| THE PROBLEM |
Collect all lines containing the word "across" from the data.

| Dataset items |
**********

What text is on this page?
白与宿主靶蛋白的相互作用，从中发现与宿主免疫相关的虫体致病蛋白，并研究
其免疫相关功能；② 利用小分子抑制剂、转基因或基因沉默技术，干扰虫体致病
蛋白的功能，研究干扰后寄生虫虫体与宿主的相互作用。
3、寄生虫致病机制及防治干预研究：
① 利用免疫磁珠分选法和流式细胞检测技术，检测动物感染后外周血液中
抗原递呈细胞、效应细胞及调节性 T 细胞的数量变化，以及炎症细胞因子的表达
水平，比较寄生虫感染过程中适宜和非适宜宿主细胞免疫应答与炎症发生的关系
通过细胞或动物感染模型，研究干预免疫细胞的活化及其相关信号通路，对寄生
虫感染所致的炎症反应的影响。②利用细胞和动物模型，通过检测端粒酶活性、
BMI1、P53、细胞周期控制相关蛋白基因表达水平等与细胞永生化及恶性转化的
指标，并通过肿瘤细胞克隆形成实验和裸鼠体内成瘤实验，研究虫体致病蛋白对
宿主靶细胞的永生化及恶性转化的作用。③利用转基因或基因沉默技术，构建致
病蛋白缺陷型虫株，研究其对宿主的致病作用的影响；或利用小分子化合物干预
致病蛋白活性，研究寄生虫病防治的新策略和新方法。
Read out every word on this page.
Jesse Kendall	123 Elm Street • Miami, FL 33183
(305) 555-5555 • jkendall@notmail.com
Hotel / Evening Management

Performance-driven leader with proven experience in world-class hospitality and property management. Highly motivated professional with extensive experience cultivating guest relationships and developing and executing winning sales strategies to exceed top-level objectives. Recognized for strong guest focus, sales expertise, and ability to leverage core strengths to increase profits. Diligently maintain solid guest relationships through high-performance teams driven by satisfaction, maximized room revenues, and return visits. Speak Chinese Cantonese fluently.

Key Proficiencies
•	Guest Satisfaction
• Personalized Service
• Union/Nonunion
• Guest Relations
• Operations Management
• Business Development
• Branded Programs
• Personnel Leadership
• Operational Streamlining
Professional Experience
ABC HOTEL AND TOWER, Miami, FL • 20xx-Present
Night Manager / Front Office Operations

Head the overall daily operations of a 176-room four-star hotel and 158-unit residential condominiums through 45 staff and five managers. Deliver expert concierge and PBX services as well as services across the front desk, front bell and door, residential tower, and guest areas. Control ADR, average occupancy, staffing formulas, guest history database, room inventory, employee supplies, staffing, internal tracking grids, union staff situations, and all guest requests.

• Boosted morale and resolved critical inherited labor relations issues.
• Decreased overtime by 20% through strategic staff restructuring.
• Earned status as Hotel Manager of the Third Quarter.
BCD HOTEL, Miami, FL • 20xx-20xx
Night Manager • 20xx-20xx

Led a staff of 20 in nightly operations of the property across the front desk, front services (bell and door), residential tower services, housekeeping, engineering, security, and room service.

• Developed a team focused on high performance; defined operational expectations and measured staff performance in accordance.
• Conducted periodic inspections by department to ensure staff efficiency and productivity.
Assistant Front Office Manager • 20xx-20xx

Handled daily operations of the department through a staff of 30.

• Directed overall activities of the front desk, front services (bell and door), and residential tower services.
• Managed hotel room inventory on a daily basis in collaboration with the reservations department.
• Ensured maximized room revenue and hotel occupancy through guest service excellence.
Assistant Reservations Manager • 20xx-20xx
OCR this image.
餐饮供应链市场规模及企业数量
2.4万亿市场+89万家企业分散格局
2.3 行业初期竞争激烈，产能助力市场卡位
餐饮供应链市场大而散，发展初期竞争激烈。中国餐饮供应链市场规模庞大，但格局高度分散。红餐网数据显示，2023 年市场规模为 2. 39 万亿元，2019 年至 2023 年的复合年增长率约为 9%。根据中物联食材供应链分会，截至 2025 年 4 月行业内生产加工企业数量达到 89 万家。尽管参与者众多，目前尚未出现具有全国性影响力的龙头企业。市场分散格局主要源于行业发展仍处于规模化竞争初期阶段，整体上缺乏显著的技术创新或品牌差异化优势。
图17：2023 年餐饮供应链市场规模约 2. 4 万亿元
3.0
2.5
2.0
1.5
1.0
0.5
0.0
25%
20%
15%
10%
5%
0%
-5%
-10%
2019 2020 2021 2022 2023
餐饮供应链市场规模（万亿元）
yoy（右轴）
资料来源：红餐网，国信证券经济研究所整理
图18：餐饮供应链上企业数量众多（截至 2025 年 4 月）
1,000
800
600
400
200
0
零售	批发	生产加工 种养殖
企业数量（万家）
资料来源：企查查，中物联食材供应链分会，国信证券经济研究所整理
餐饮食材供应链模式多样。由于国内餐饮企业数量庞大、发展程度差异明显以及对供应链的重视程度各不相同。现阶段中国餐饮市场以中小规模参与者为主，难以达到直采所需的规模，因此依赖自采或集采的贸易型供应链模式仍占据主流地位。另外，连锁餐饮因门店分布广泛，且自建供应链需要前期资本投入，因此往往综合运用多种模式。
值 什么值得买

**********

| RESPONSE |
Head the overall daily operations of a 176-room four-star hotel and 158-unit residential condominiums through 45 staff and five managers. Deliver expert concierge and PBX services as well as services across the front desk, front bell and door, residential tower, and guest areas. Control ADR, average occupancy, staffing formulas, guest history database, room inventory, employee supplies, staffing, internal tracking grids, union staff situations, and all guest requests.
Led a staff of 20 in nightly operations of the property across the front desk, front services (bell and door), residential tower services, housekeeping, engineering, security, and room service.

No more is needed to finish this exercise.